- WHAT YOU ARE ASKED TO DO: The listing below should be printed exactly, every line of it. Skip the pictures.

[Collection entries]
☆ ☆ ☆ ☆

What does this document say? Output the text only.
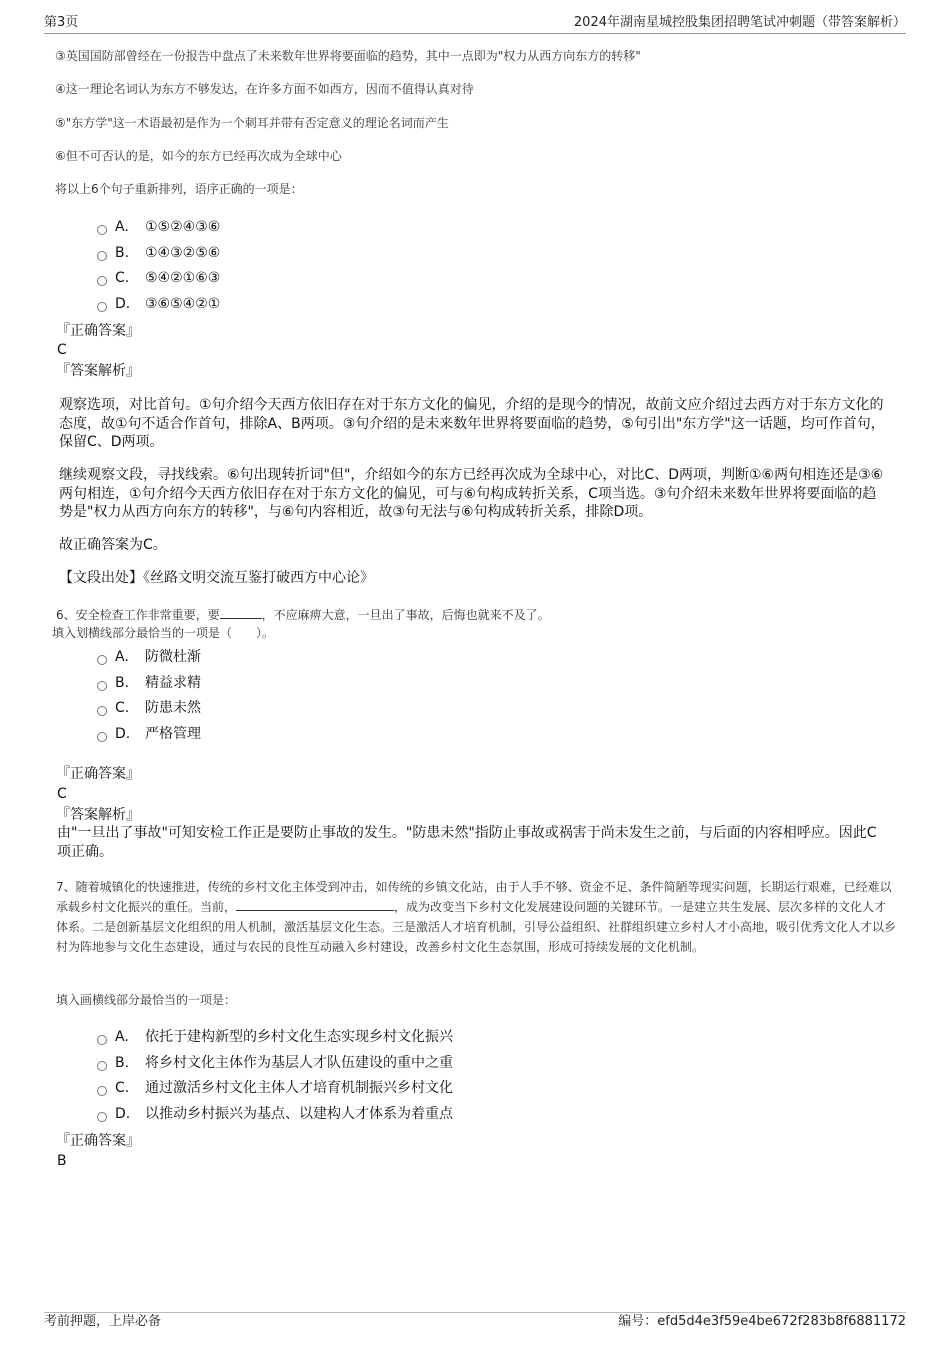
第3页	2024年湖南星城控股集团招聘笔试冲刺题（带答案解析）
③英国国防部曾经在一份报告中盘点了未来数年世界将要面临的趋势，其中一点即为"权力从西方向东方的转移"
④这一理论名词认为东方不够发达，在许多方面不如西方，因而不值得认真对待
⑤"东方学"这一术语最初是作为一个刺耳并带有否定意义的理论名词而产生
⑥但不可否认的是，如今的东方已经再次成为全球中心
将以上6个句子重新排列，语序正确的一项是：
A. ①⑤②④③⑥
B. ①④③②⑤⑥
C. ⑤④②①⑥③
D. ③⑥⑤④②①
『正确答案』
C
『答案解析』
观察选项，对比首句。①句介绍今天西方依旧存在对于东方文化的偏见，介绍的是现今的情况，故前文应介绍过去西方对于东方文化的态度，故①句不适合作首句，排除A、B两项。③句介绍的是未来数年世界将要面临的趋势，⑤句引出"东方学"这一话题，均可作首句，保留C、D两项。
继续观察文段，寻找线索。⑥句出现转折词"但"，介绍如今的东方已经再次成为全球中心，对比C、D两项，判断①⑥两句相连还是③⑥两句相连，①句介绍今天西方依旧存在对于东方文化的偏见，可与⑥句构成转折关系，C项当选。③句介绍未来数年世界将要面临的趋势是"权力从西方向东方的转移"，与⑥句内容相近，故③句无法与⑥句构成转折关系，排除D项。
故正确答案为C。
【文段出处】《丝路文明交流互鉴打破西方中心论》
6、安全检查工作非常重要，要	，不应麻痹大意，一旦出了事故，后悔也就来不及了。
填入划横线部分最恰当的一项是（　　）。
A. 防微杜渐
B. 精益求精
C. 防患未然
D. 严格管理
『正确答案』
C
『答案解析』
由"一旦出了事故"可知安检工作正是要防止事故的发生。"防患未然"指防止事故或祸害于尚未发生之前，与后面的内容相呼应。因此C项正确。
7、随着城镇化的快速推进，传统的乡村文化主体受到冲击，如传统的乡镇文化站，由于人手不够、资金不足、条件简陋等现实问题，长期运行艰难，已经难以承载乡村文化振兴的重任。当前，	，成为改变当下乡村文化发展建设问题的关键环节。一是建立共生发展、层次多样的文化人才体系。二是创新基层文化组织的用人机制，激活基层文化生态。三是激活人才培育机制，引导公益组织、社群组织建立乡村人才小高地，吸引优秀文化人才以乡村为阵地参与文化生态建设，通过与农民的良性互动融入乡村建设，改善乡村文化生态氛围，形成可持续发展的文化机制。
填入画横线部分最恰当的一项是：
A. 依托于建构新型的乡村文化生态实现乡村文化振兴
B. 将乡村文化主体作为基层人才队伍建设的重中之重
C. 通过激活乡村文化主体人才培育机制振兴乡村文化
D. 以推动乡村振兴为基点、以建构人才体系为着重点
『正确答案』
B
考前押题，上岸必备	编号：efd5d4e3f59e4be672f283b8f6881172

☆ ☆ ☆ ☆

- THE REPLY:
What does this document say? Output the text only.
第3页	2024年湖南星城控股集团招聘笔试冲刺题（带答案解析）
③英国国防部曾经在一份报告中盘点了未来数年世界将要面临的趋势，其中一点即为"权力从西方向东方的转移"
④这一理论名词认为东方不够发达，在许多方面不如西方，因而不值得认真对待
⑤"东方学"这一术语最初是作为一个刺耳并带有否定意义的理论名词而产生
⑥但不可否认的是，如今的东方已经再次成为全球中心
将以上6个句子重新排列，语序正确的一项是：
A. ①⑤②④③⑥
B. ①④③②⑤⑥
C. ⑤④②①⑥③
D. ③⑥⑤④②①
『正确答案』
C
『答案解析』
观察选项，对比首句。①句介绍今天西方依旧存在对于东方文化的偏见，介绍的是现今的情况，故前文应介绍过去西方对于东方文化的态度，故①句不适合作首句，排除A、B两项。③句介绍的是未来数年世界将要面临的趋势，⑤句引出"东方学"这一话题，均可作首句，保留C、D两项。
继续观察文段，寻找线索。⑥句出现转折词"但"，介绍如今的东方已经再次成为全球中心，对比C、D两项，判断①⑥两句相连还是③⑥两句相连，①句介绍今天西方依旧存在对于东方文化的偏见，可与⑥句构成转折关系，C项当选。③句介绍未来数年世界将要面临的趋势是"权力从西方向东方的转移"，与⑥句内容相近，故③句无法与⑥句构成转折关系，排除D项。
故正确答案为C。
【文段出处】《丝路文明交流互鉴打破西方中心论》
6、安全检查工作非常重要，要	，不应麻痹大意，一旦出了事故，后悔也就来不及了。
填入划横线部分最恰当的一项是（　　）。
A. 防微杜渐
B. 精益求精
C. 防患未然
D. 严格管理
『正确答案』
C
『答案解析』
由"一旦出了事故"可知安检工作正是要防止事故的发生。"防患未然"指防止事故或祸害于尚未发生之前，与后面的内容相呼应。因此C项正确。
7、随着城镇化的快速推进，传统的乡村文化主体受到冲击，如传统的乡镇文化站，由于人手不够、资金不足、条件简陋等现实问题，长期运行艰难，已经难以承载乡村文化振兴的重任。当前，	，成为改变当下乡村文化发展建设问题的关键环节。一是建立共生发展、层次多样的文化人才体系。二是创新基层文化组织的用人机制，激活基层文化生态。三是激活人才培育机制，引导公益组织、社群组织建立乡村人才小高地，吸引优秀文化人才以乡村为阵地参与文化生态建设，通过与农民的良性互动融入乡村建设，改善乡村文化生态氛围，形成可持续发展的文化机制。
填入画横线部分最恰当的一项是：
A. 依托于建构新型的乡村文化生态实现乡村文化振兴
B. 将乡村文化主体作为基层人才队伍建设的重中之重
C. 通过激活乡村文化主体人才培育机制振兴乡村文化
D. 以推动乡村振兴为基点、以建构人才体系为着重点
『正确答案』
B
考前押题，上岸必备	编号：efd5d4e3f59e4be672f283b8f6881172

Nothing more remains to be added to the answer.